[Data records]
=-=-=
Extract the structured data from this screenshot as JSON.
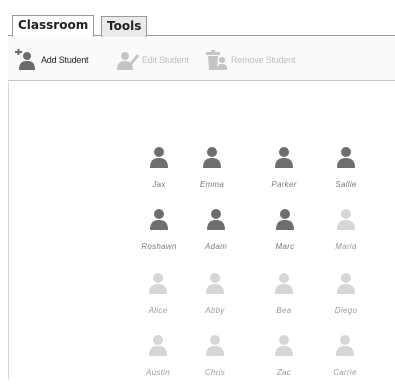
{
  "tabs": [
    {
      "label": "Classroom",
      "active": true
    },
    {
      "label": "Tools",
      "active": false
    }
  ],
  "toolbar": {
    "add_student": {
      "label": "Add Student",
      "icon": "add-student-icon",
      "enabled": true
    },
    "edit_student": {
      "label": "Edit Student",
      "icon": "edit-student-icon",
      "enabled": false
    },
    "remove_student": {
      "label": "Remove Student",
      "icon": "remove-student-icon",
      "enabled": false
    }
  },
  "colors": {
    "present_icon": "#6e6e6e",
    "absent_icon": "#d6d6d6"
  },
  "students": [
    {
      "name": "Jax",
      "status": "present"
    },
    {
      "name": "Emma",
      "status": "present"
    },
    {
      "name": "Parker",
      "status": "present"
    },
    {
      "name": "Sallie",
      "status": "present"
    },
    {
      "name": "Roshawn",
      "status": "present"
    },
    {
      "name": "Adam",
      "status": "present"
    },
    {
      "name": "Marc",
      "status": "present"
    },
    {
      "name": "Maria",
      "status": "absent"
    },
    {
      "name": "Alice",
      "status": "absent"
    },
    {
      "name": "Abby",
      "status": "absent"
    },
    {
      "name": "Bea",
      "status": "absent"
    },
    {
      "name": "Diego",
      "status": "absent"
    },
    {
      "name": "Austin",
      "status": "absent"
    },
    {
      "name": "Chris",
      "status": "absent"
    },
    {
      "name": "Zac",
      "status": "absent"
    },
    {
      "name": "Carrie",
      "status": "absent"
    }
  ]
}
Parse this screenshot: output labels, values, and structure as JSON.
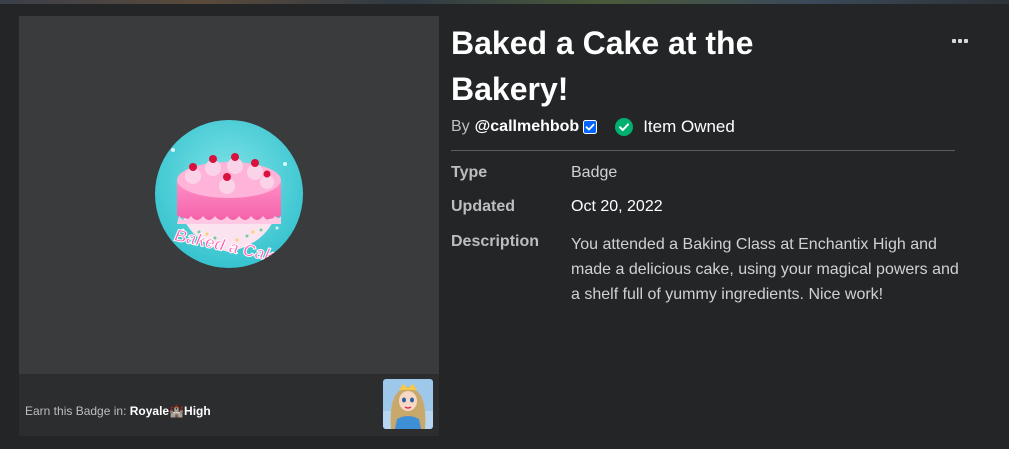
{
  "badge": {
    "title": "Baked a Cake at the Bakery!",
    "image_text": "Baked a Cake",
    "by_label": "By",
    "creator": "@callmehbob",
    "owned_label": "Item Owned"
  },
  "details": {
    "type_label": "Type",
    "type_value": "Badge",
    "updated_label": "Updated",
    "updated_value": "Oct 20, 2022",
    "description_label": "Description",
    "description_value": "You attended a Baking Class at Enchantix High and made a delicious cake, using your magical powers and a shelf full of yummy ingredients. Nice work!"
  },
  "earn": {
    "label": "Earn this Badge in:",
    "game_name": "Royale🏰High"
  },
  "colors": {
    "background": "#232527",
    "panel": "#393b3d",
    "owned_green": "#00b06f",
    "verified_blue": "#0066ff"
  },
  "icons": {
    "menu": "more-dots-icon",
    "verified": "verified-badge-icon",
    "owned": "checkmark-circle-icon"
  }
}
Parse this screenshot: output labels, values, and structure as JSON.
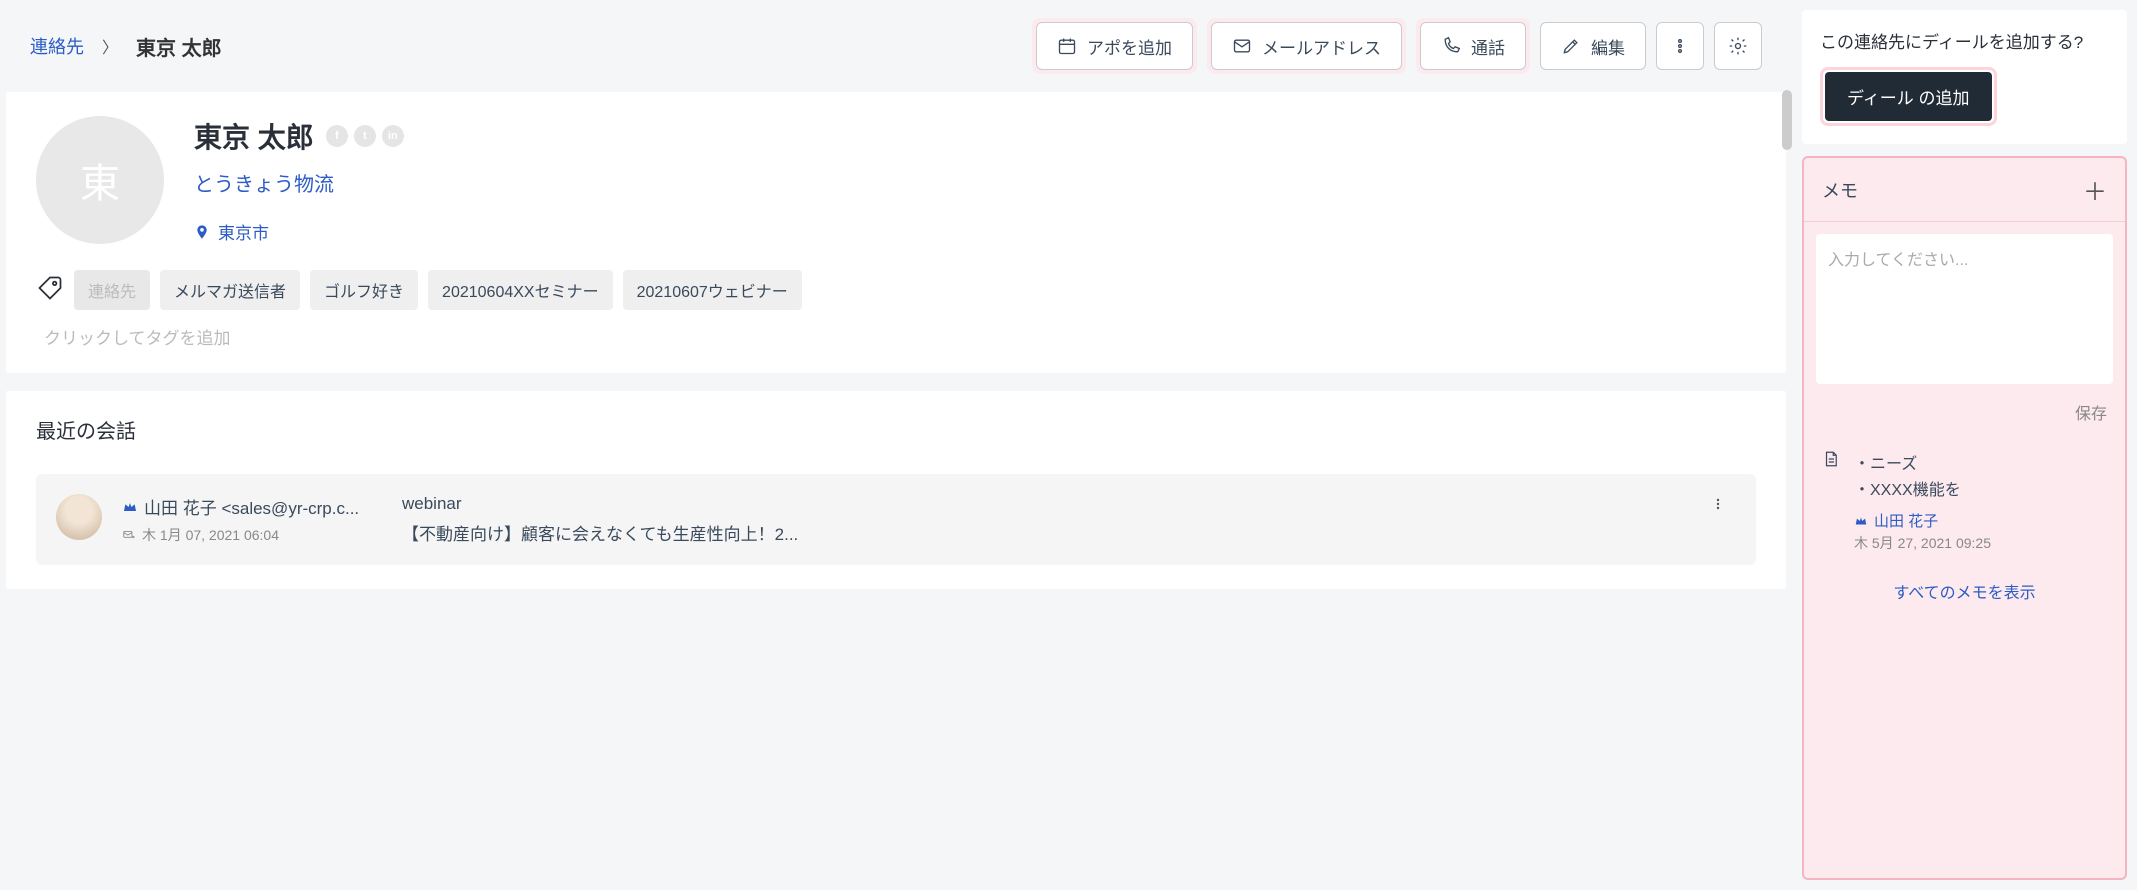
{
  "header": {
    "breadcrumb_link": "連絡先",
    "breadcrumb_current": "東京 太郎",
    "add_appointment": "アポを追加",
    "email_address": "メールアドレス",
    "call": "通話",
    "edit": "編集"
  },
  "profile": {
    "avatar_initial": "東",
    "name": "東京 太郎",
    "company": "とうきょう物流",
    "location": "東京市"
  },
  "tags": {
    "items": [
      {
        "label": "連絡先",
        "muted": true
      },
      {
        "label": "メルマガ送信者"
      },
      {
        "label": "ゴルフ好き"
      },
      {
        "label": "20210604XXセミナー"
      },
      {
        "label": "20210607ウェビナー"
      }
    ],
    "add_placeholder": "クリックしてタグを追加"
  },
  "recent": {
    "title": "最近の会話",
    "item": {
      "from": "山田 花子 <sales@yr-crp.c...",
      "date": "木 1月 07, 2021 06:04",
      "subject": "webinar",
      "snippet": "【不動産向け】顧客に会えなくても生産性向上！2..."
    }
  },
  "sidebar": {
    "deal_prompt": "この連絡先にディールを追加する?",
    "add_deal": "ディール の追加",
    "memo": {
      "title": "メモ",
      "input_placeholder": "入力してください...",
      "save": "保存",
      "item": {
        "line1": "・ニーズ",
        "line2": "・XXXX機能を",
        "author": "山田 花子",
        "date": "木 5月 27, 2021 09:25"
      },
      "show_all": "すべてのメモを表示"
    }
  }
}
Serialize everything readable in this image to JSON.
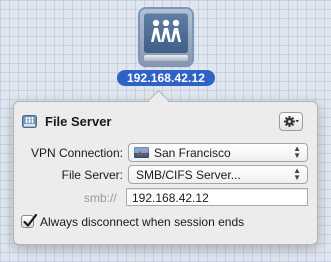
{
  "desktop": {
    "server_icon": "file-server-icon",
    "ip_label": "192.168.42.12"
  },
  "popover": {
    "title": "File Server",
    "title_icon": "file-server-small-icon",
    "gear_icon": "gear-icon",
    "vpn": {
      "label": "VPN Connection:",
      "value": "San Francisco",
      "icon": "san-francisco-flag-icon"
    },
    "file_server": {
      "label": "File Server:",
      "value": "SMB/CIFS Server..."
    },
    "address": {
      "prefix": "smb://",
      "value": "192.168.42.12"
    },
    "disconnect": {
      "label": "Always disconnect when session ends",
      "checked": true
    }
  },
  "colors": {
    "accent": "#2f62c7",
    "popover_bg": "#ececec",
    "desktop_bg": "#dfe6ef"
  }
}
=-=-=
[Required task] Exclude the images and reproduce the remaining data exactly.

[Worked answer]
Extract the structured data from this screenshot as JSON.
{
  "tabs": [
    {
      "label": "Classroom",
      "active": true
    },
    {
      "label": "Tools",
      "active": false
    }
  ],
  "toolbar": {
    "add_student": {
      "label": "Add Student",
      "icon": "add-student-icon",
      "enabled": true
    },
    "edit_student": {
      "label": "Edit Student",
      "icon": "edit-student-icon",
      "enabled": false
    },
    "remove_student": {
      "label": "Remove Student",
      "icon": "remove-student-icon",
      "enabled": false
    }
  },
  "colors": {
    "present_icon": "#6e6e6e",
    "absent_icon": "#d6d6d6"
  },
  "students": [
    {
      "name": "Jax",
      "status": "present"
    },
    {
      "name": "Emma",
      "status": "present"
    },
    {
      "name": "Parker",
      "status": "present"
    },
    {
      "name": "Sallie",
      "status": "present"
    },
    {
      "name": "Roshawn",
      "status": "present"
    },
    {
      "name": "Adam",
      "status": "present"
    },
    {
      "name": "Marc",
      "status": "present"
    },
    {
      "name": "Maria",
      "status": "absent"
    },
    {
      "name": "Alice",
      "status": "absent"
    },
    {
      "name": "Abby",
      "status": "absent"
    },
    {
      "name": "Bea",
      "status": "absent"
    },
    {
      "name": "Diego",
      "status": "absent"
    },
    {
      "name": "Austin",
      "status": "absent"
    },
    {
      "name": "Chris",
      "status": "absent"
    },
    {
      "name": "Zac",
      "status": "absent"
    },
    {
      "name": "Carrie",
      "status": "absent"
    }
  ]
}
Parse this screenshot: output labels, values, and structure as JSON.
{
  "badge": {
    "title": "Baked a Cake at the Bakery!",
    "image_text": "Baked a Cake",
    "by_label": "By",
    "creator": "@callmehbob",
    "owned_label": "Item Owned"
  },
  "details": {
    "type_label": "Type",
    "type_value": "Badge",
    "updated_label": "Updated",
    "updated_value": "Oct 20, 2022",
    "description_label": "Description",
    "description_value": "You attended a Baking Class at Enchantix High and made a delicious cake, using your magical powers and a shelf full of yummy ingredients. Nice work!"
  },
  "earn": {
    "label": "Earn this Badge in:",
    "game_name": "Royale🏰High"
  },
  "colors": {
    "background": "#232527",
    "panel": "#393b3d",
    "owned_green": "#00b06f",
    "verified_blue": "#0066ff"
  },
  "icons": {
    "menu": "more-dots-icon",
    "verified": "verified-badge-icon",
    "owned": "checkmark-circle-icon"
  }
}
Parse this screenshot: output labels, values, and structure as JSON.
{
  "header": {
    "breadcrumb_link": "連絡先",
    "breadcrumb_current": "東京 太郎",
    "add_appointment": "アポを追加",
    "email_address": "メールアドレス",
    "call": "通話",
    "edit": "編集"
  },
  "profile": {
    "avatar_initial": "東",
    "name": "東京 太郎",
    "company": "とうきょう物流",
    "location": "東京市"
  },
  "tags": {
    "items": [
      {
        "label": "連絡先",
        "muted": true
      },
      {
        "label": "メルマガ送信者"
      },
      {
        "label": "ゴルフ好き"
      },
      {
        "label": "20210604XXセミナー"
      },
      {
        "label": "20210607ウェビナー"
      }
    ],
    "add_placeholder": "クリックしてタグを追加"
  },
  "recent": {
    "title": "最近の会話",
    "item": {
      "from": "山田 花子 <sales@yr-crp.c...",
      "date": "木 1月 07, 2021 06:04",
      "subject": "webinar",
      "snippet": "【不動産向け】顧客に会えなくても生産性向上！2..."
    }
  },
  "sidebar": {
    "deal_prompt": "この連絡先にディールを追加する?",
    "add_deal": "ディール の追加",
    "memo": {
      "title": "メモ",
      "input_placeholder": "入力してください...",
      "save": "保存",
      "item": {
        "line1": "・ニーズ",
        "line2": "・XXXX機能を",
        "author": "山田 花子",
        "date": "木 5月 27, 2021 09:25"
      },
      "show_all": "すべてのメモを表示"
    }
  }
}
Serialize everything readable in this image to JSON.
{
  "desktop": {
    "server_icon": "file-server-icon",
    "ip_label": "192.168.42.12"
  },
  "popover": {
    "title": "File Server",
    "title_icon": "file-server-small-icon",
    "gear_icon": "gear-icon",
    "vpn": {
      "label": "VPN Connection:",
      "value": "San Francisco",
      "icon": "san-francisco-flag-icon"
    },
    "file_server": {
      "label": "File Server:",
      "value": "SMB/CIFS Server..."
    },
    "address": {
      "prefix": "smb://",
      "value": "192.168.42.12"
    },
    "disconnect": {
      "label": "Always disconnect when session ends",
      "checked": true
    }
  },
  "colors": {
    "accent": "#2f62c7",
    "popover_bg": "#ececec",
    "desktop_bg": "#dfe6ef"
  }
}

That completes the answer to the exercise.